++++ GIVEN DATA

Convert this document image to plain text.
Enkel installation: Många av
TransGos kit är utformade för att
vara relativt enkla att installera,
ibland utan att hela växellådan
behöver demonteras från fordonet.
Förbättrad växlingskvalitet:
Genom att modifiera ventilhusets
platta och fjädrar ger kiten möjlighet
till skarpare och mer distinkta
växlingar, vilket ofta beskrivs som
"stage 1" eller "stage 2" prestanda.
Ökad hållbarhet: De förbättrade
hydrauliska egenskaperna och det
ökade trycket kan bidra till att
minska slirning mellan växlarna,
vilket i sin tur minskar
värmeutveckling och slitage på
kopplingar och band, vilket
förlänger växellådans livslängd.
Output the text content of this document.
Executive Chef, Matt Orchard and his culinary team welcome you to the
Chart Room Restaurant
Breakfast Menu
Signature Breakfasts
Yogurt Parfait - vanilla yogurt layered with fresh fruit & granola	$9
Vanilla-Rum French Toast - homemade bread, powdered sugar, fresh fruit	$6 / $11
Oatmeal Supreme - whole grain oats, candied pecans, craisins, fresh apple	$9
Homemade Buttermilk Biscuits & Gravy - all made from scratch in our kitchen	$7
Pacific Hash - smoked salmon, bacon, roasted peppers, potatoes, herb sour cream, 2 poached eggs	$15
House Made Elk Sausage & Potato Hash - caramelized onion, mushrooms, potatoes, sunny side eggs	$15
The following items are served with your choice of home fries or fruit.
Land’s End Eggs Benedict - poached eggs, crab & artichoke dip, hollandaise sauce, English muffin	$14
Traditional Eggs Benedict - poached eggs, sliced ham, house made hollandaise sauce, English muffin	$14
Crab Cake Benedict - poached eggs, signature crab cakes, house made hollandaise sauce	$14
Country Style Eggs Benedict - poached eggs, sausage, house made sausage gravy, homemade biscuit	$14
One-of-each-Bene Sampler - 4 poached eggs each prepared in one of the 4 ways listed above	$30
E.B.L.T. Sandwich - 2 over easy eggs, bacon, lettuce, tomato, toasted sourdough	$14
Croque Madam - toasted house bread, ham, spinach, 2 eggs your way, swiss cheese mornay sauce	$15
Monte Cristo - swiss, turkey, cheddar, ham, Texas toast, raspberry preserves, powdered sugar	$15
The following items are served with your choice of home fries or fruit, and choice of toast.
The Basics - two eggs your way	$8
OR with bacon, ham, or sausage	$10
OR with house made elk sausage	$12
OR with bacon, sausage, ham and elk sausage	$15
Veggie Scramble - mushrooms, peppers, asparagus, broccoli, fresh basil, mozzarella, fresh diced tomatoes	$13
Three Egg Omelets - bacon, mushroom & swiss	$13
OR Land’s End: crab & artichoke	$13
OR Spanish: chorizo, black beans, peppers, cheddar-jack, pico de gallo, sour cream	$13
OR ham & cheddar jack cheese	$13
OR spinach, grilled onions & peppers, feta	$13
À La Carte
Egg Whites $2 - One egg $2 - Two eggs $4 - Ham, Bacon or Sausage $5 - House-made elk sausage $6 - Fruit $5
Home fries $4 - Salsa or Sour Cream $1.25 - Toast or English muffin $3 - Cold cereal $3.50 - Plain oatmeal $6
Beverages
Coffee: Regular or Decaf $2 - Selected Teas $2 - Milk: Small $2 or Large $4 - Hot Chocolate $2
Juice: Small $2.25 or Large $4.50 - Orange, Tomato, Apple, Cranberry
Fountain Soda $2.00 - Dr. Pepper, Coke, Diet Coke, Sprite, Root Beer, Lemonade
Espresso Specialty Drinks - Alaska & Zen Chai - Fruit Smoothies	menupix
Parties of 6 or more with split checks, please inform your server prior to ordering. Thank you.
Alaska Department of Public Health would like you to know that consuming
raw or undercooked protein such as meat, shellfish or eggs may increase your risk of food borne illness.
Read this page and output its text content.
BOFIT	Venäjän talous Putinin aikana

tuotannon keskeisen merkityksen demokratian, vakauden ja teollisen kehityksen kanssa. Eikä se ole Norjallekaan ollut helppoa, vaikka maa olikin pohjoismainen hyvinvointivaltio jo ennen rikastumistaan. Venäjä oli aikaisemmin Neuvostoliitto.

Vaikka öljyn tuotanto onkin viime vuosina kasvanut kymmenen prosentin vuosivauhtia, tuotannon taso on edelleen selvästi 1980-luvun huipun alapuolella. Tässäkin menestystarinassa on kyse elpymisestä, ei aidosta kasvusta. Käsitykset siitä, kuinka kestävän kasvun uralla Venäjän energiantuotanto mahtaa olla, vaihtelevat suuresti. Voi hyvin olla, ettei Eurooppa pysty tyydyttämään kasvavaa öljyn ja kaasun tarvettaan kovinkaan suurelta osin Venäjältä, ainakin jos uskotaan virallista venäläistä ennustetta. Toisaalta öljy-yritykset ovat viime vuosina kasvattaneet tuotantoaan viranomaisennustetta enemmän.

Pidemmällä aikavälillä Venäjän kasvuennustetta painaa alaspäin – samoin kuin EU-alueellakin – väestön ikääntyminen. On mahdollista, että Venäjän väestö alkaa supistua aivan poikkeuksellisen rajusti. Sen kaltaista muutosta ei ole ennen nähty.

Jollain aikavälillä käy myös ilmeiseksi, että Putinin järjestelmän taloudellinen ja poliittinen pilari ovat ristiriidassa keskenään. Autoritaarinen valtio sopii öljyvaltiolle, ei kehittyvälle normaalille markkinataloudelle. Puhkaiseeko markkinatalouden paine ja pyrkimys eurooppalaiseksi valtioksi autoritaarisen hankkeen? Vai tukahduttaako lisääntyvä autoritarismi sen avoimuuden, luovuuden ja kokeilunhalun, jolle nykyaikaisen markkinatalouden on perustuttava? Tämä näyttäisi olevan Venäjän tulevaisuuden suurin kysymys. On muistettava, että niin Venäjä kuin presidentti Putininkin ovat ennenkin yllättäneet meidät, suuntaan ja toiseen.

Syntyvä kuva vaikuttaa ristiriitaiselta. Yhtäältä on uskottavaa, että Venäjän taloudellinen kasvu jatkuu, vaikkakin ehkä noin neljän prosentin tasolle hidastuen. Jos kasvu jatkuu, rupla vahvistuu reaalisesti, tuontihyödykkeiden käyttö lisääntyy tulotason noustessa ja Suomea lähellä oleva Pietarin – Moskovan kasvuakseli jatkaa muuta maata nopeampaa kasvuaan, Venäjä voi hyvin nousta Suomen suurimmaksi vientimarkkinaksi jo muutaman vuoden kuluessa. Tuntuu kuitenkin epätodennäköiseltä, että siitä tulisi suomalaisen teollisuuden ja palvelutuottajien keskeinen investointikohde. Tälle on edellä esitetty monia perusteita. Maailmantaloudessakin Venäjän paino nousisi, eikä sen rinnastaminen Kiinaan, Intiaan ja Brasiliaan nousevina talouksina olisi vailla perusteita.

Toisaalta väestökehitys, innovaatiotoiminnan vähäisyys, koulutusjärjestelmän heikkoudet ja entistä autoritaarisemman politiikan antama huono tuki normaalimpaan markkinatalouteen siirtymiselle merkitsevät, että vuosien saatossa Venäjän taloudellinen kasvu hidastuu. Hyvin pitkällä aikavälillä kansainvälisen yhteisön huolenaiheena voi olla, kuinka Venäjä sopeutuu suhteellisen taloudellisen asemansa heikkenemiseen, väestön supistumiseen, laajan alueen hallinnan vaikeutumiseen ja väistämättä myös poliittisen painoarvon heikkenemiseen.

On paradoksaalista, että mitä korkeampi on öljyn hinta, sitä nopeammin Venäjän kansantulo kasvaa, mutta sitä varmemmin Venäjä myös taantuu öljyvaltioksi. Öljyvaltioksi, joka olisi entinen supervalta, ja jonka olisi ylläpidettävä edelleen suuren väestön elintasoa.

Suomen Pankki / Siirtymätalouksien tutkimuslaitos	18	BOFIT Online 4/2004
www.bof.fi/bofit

++++++++

Word for word, give the whole listing again.

= OUTPUT FOR THIS EXERCISE =
Convert this document image to plain text.
Enkel installation: Många av
TransGos kit är utformade för att
vara relativt enkla att installera,
ibland utan att hela växellådan
behöver demonteras från fordonet.
Förbättrad växlingskvalitet:
Genom att modifiera ventilhusets
platta och fjädrar ger kiten möjlighet
till skarpare och mer distinkta
växlingar, vilket ofta beskrivs som
"stage 1" eller "stage 2" prestanda.
Ökad hållbarhet: De förbättrade
hydrauliska egenskaperna och det
ökade trycket kan bidra till att
minska slirning mellan växlarna,
vilket i sin tur minskar
värmeutveckling och slitage på
kopplingar och band, vilket
förlänger växellådans livslängd.
Output the text content of this document.
Executive Chef, Matt Orchard and his culinary team welcome you to the
Chart Room Restaurant
Breakfast Menu
Signature Breakfasts
Yogurt Parfait - vanilla yogurt layered with fresh fruit & granola	$9
Vanilla-Rum French Toast - homemade bread, powdered sugar, fresh fruit	$6 / $11
Oatmeal Supreme - whole grain oats, candied pecans, craisins, fresh apple	$9
Homemade Buttermilk Biscuits & Gravy - all made from scratch in our kitchen	$7
Pacific Hash - smoked salmon, bacon, roasted peppers, potatoes, herb sour cream, 2 poached eggs	$15
House Made Elk Sausage & Potato Hash - caramelized onion, mushrooms, potatoes, sunny side eggs	$15
The following items are served with your choice of home fries or fruit.
Land’s End Eggs Benedict - poached eggs, crab & artichoke dip, hollandaise sauce, English muffin	$14
Traditional Eggs Benedict - poached eggs, sliced ham, house made hollandaise sauce, English muffin	$14
Crab Cake Benedict - poached eggs, signature crab cakes, house made hollandaise sauce	$14
Country Style Eggs Benedict - poached eggs, sausage, house made sausage gravy, homemade biscuit	$14
One-of-each-Bene Sampler - 4 poached eggs each prepared in one of the 4 ways listed above	$30
E.B.L.T. Sandwich - 2 over easy eggs, bacon, lettuce, tomato, toasted sourdough	$14
Croque Madam - toasted house bread, ham, spinach, 2 eggs your way, swiss cheese mornay sauce	$15
Monte Cristo - swiss, turkey, cheddar, ham, Texas toast, raspberry preserves, powdered sugar	$15
The following items are served with your choice of home fries or fruit, and choice of toast.
The Basics - two eggs your way	$8
OR with bacon, ham, or sausage	$10
OR with house made elk sausage	$12
OR with bacon, sausage, ham and elk sausage	$15
Veggie Scramble - mushrooms, peppers, asparagus, broccoli, fresh basil, mozzarella, fresh diced tomatoes	$13
Three Egg Omelets - bacon, mushroom & swiss	$13
OR Land’s End: crab & artichoke	$13
OR Spanish: chorizo, black beans, peppers, cheddar-jack, pico de gallo, sour cream	$13
OR ham & cheddar jack cheese	$13
OR spinach, grilled onions & peppers, feta	$13
À La Carte
Egg Whites $2 - One egg $2 - Two eggs $4 - Ham, Bacon or Sausage $5 - House-made elk sausage $6 - Fruit $5
Home fries $4 - Salsa or Sour Cream $1.25 - Toast or English muffin $3 - Cold cereal $3.50 - Plain oatmeal $6
Beverages
Coffee: Regular or Decaf $2 - Selected Teas $2 - Milk: Small $2 or Large $4 - Hot Chocolate $2
Juice: Small $2.25 or Large $4.50 - Orange, Tomato, Apple, Cranberry
Fountain Soda $2.00 - Dr. Pepper, Coke, Diet Coke, Sprite, Root Beer, Lemonade
Espresso Specialty Drinks - Alaska & Zen Chai - Fruit Smoothies	menupix
Parties of 6 or more with split checks, please inform your server prior to ordering. Thank you.
Alaska Department of Public Health would like you to know that consuming
raw or undercooked protein such as meat, shellfish or eggs may increase your risk of food borne illness.
Read this page and output its text content.
BOFIT	Venäjän talous Putinin aikana

tuotannon keskeisen merkityksen demokratian, vakauden ja teollisen kehityksen kanssa. Eikä se ole Norjallekaan ollut helppoa, vaikka maa olikin pohjoismainen hyvinvointivaltio jo ennen rikastumistaan. Venäjä oli aikaisemmin Neuvostoliitto.

Vaikka öljyn tuotanto onkin viime vuosina kasvanut kymmenen prosentin vuosivauhtia, tuotannon taso on edelleen selvästi 1980-luvun huipun alapuolella. Tässäkin menestystarinassa on kyse elpymisestä, ei aidosta kasvusta. Käsitykset siitä, kuinka kestävän kasvun uralla Venäjän energiantuotanto mahtaa olla, vaihtelevat suuresti. Voi hyvin olla, ettei Eurooppa pysty tyydyttämään kasvavaa öljyn ja kaasun tarvettaan kovinkaan suurelta osin Venäjältä, ainakin jos uskotaan virallista venäläistä ennustetta. Toisaalta öljy-yritykset ovat viime vuosina kasvattaneet tuotantoaan viranomaisennustetta enemmän.

Pidemmällä aikavälillä Venäjän kasvuennustetta painaa alaspäin – samoin kuin EU-alueellakin – väestön ikääntyminen. On mahdollista, että Venäjän väestö alkaa supistua aivan poikkeuksellisen rajusti. Sen kaltaista muutosta ei ole ennen nähty.

Jollain aikavälillä käy myös ilmeiseksi, että Putinin järjestelmän taloudellinen ja poliittinen pilari ovat ristiriidassa keskenään. Autoritaarinen valtio sopii öljyvaltiolle, ei kehittyvälle normaalille markkinataloudelle. Puhkaiseeko markkinatalouden paine ja pyrkimys eurooppalaiseksi valtioksi autoritaarisen hankkeen? Vai tukahduttaako lisääntyvä autoritarismi sen avoimuuden, luovuuden ja kokeilunhalun, jolle nykyaikaisen markkinatalouden on perustuttava? Tämä näyttäisi olevan Venäjän tulevaisuuden suurin kysymys. On muistettava, että niin Venäjä kuin presidentti Putininkin ovat ennenkin yllättäneet meidät, suuntaan ja toiseen.

Syntyvä kuva vaikuttaa ristiriitaiselta. Yhtäältä on uskottavaa, että Venäjän taloudellinen kasvu jatkuu, vaikkakin ehkä noin neljän prosentin tasolle hidastuen. Jos kasvu jatkuu, rupla vahvistuu reaalisesti, tuontihyödykkeiden käyttö lisääntyy tulotason noustessa ja Suomea lähellä oleva Pietarin – Moskovan kasvuakseli jatkaa muuta maata nopeampaa kasvuaan, Venäjä voi hyvin nousta Suomen suurimmaksi vientimarkkinaksi jo muutaman vuoden kuluessa. Tuntuu kuitenkin epätodennäköiseltä, että siitä tulisi suomalaisen teollisuuden ja palvelutuottajien keskeinen investointikohde. Tälle on edellä esitetty monia perusteita. Maailmantaloudessakin Venäjän paino nousisi, eikä sen rinnastaminen Kiinaan, Intiaan ja Brasiliaan nousevina talouksina olisi vailla perusteita.

Toisaalta väestökehitys, innovaatiotoiminnan vähäisyys, koulutusjärjestelmän heikkoudet ja entistä autoritaarisemman politiikan antama huono tuki normaalimpaan markkinatalouteen siirtymiselle merkitsevät, että vuosien saatossa Venäjän taloudellinen kasvu hidastuu. Hyvin pitkällä aikavälillä kansainvälisen yhteisön huolenaiheena voi olla, kuinka Venäjä sopeutuu suhteellisen taloudellisen asemansa heikkenemiseen, väestön supistumiseen, laajan alueen hallinnan vaikeutumiseen ja väistämättä myös poliittisen painoarvon heikkenemiseen.

On paradoksaalista, että mitä korkeampi on öljyn hinta, sitä nopeammin Venäjän kansantulo kasvaa, mutta sitä varmemmin Venäjä myös taantuu öljyvaltioksi. Öljyvaltioksi, joka olisi entinen supervalta, ja jonka olisi ylläpidettävä edelleen suuren väestön elintasoa.

Suomen Pankki / Siirtymätalouksien tutkimuslaitos	18	BOFIT Online 4/2004
www.bof.fi/bofit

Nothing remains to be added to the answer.